§ Extracted entries:
┌────────
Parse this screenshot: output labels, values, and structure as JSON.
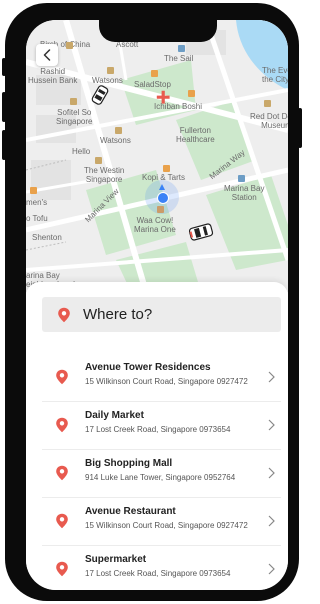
{
  "map": {
    "labels": {
      "birch_of_china": "Birch of China",
      "ascott": "Ascott",
      "the_sail": "The Sail",
      "rashid_hussein_bank": "Rashid\nHussein Bank",
      "watsons_top": "Watsons",
      "saladstop": "SaladStop",
      "the_evolve": "The Eve\nthe City",
      "sofitel": "Sofitel So\nSingapore",
      "ichiban_boshi": "Ichiban Boshi",
      "red_dot": "Red Dot De\nMuseum",
      "hello": "Hello",
      "watsons_mid": "Watsons",
      "fullerton": "Fullerton\nHealthcare",
      "westin": "The Westin\nSingapore",
      "kopi_tarts": "Kopi & Tarts",
      "marina_bay_station": "Marina Bay\nStation",
      "mens": "men's",
      "to_tofu": "o Tofu",
      "waa_cow": "Waa Cow!\nMarina One",
      "shenton": "Shenton",
      "marina_bay_neighbourhood": "arina Bay\neighbourhood",
      "road_marina_way": "Marina Way",
      "road_marina_view": "Marina View"
    }
  },
  "search": {
    "placeholder": "Where to?"
  },
  "places": [
    {
      "name": "Avenue Tower Residences",
      "address": "15 Wilkinson Court Road, Singapore 0927472"
    },
    {
      "name": "Daily Market",
      "address": "17 Lost Creek Road, Singapore 0973654"
    },
    {
      "name": "Big Shopping Mall",
      "address": "914 Luke Lane Tower, Singapore 0952764"
    },
    {
      "name": "Avenue Restaurant",
      "address": "15 Wilkinson Court Road, Singapore 0927472"
    },
    {
      "name": "Supermarket",
      "address": "17 Lost Creek Road, Singapore 0973654"
    }
  ],
  "colors": {
    "accent": "#e85a4f",
    "map_land": "#eeeeee",
    "map_park": "#cde8cc",
    "map_water": "#aadaf5",
    "map_block": "#e3e3e3"
  }
}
└────────
Transcribe the records above exactly, omitting every picture they contain.

§ Response for this exercise:
Parse this screenshot: output labels, values, and structure as JSON.
{
  "map": {
    "labels": {
      "birch_of_china": "Birch of China",
      "ascott": "Ascott",
      "the_sail": "The Sail",
      "rashid_hussein_bank": "Rashid\nHussein Bank",
      "watsons_top": "Watsons",
      "saladstop": "SaladStop",
      "the_evolve": "The Eve\nthe City",
      "sofitel": "Sofitel So\nSingapore",
      "ichiban_boshi": "Ichiban Boshi",
      "red_dot": "Red Dot De\nMuseum",
      "hello": "Hello",
      "watsons_mid": "Watsons",
      "fullerton": "Fullerton\nHealthcare",
      "westin": "The Westin\nSingapore",
      "kopi_tarts": "Kopi & Tarts",
      "marina_bay_station": "Marina Bay\nStation",
      "mens": "men's",
      "to_tofu": "o Tofu",
      "waa_cow": "Waa Cow!\nMarina One",
      "shenton": "Shenton",
      "marina_bay_neighbourhood": "arina Bay\neighbourhood",
      "road_marina_way": "Marina Way",
      "road_marina_view": "Marina View"
    }
  },
  "search": {
    "placeholder": "Where to?"
  },
  "places": [
    {
      "name": "Avenue Tower Residences",
      "address": "15 Wilkinson Court Road, Singapore 0927472"
    },
    {
      "name": "Daily Market",
      "address": "17 Lost Creek Road, Singapore 0973654"
    },
    {
      "name": "Big Shopping Mall",
      "address": "914 Luke Lane Tower, Singapore 0952764"
    },
    {
      "name": "Avenue Restaurant",
      "address": "15 Wilkinson Court Road, Singapore 0927472"
    },
    {
      "name": "Supermarket",
      "address": "17 Lost Creek Road, Singapore 0973654"
    }
  ],
  "colors": {
    "accent": "#e85a4f",
    "map_land": "#eeeeee",
    "map_park": "#cde8cc",
    "map_water": "#aadaf5",
    "map_block": "#e3e3e3"
  }
}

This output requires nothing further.